_DATASET_
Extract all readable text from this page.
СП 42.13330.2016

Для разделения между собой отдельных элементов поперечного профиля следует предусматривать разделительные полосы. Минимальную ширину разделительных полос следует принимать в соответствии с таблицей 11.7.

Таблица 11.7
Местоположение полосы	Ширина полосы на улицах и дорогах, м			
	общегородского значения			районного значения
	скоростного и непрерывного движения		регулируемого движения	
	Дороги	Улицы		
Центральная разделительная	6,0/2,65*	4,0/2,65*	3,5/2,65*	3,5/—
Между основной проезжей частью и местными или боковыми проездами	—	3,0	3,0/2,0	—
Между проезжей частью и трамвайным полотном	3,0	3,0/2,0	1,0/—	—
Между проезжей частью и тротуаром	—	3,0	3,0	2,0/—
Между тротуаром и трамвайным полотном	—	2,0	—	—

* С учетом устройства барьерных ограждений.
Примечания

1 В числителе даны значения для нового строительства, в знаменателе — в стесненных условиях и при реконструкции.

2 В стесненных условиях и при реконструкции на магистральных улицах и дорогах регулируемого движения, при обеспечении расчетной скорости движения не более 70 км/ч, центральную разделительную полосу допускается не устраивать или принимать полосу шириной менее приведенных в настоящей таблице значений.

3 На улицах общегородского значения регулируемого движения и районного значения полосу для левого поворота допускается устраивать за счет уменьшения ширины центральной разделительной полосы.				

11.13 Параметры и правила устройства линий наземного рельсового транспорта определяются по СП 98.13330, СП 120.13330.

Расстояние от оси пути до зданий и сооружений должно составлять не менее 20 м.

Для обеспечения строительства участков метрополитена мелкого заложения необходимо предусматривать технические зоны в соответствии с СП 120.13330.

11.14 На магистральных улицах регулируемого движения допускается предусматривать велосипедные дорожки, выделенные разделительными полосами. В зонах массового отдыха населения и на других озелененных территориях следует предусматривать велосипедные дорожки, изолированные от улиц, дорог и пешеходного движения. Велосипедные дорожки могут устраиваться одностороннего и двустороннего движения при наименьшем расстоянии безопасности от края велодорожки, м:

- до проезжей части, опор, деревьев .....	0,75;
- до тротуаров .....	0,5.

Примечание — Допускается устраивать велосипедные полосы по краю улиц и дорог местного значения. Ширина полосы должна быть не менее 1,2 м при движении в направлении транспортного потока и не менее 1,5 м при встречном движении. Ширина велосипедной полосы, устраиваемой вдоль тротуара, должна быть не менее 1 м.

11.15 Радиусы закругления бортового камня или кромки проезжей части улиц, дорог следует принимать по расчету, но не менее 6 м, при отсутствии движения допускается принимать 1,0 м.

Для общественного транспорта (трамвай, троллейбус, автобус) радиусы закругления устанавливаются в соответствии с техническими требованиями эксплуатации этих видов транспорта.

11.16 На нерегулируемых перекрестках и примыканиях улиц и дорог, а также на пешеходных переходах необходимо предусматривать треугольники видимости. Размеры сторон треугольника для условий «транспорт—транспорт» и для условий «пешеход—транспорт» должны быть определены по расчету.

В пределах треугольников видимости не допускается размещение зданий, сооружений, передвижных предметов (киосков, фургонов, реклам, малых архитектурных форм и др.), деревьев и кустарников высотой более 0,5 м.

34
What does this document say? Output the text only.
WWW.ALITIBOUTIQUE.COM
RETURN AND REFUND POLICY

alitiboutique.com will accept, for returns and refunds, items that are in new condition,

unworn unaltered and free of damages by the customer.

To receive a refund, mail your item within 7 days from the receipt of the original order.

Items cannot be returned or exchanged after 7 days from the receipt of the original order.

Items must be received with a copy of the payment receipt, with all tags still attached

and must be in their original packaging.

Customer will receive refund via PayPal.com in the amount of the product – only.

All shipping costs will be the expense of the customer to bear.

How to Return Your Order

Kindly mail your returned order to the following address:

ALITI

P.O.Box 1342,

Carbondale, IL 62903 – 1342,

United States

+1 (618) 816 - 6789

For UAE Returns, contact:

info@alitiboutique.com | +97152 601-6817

_EXERCISE DESCRIPTION_
Looking back at the lines above, state how many contain the word "трамвайным", and supply nothing besides the number.

_ANSWER TO THE TASK_
2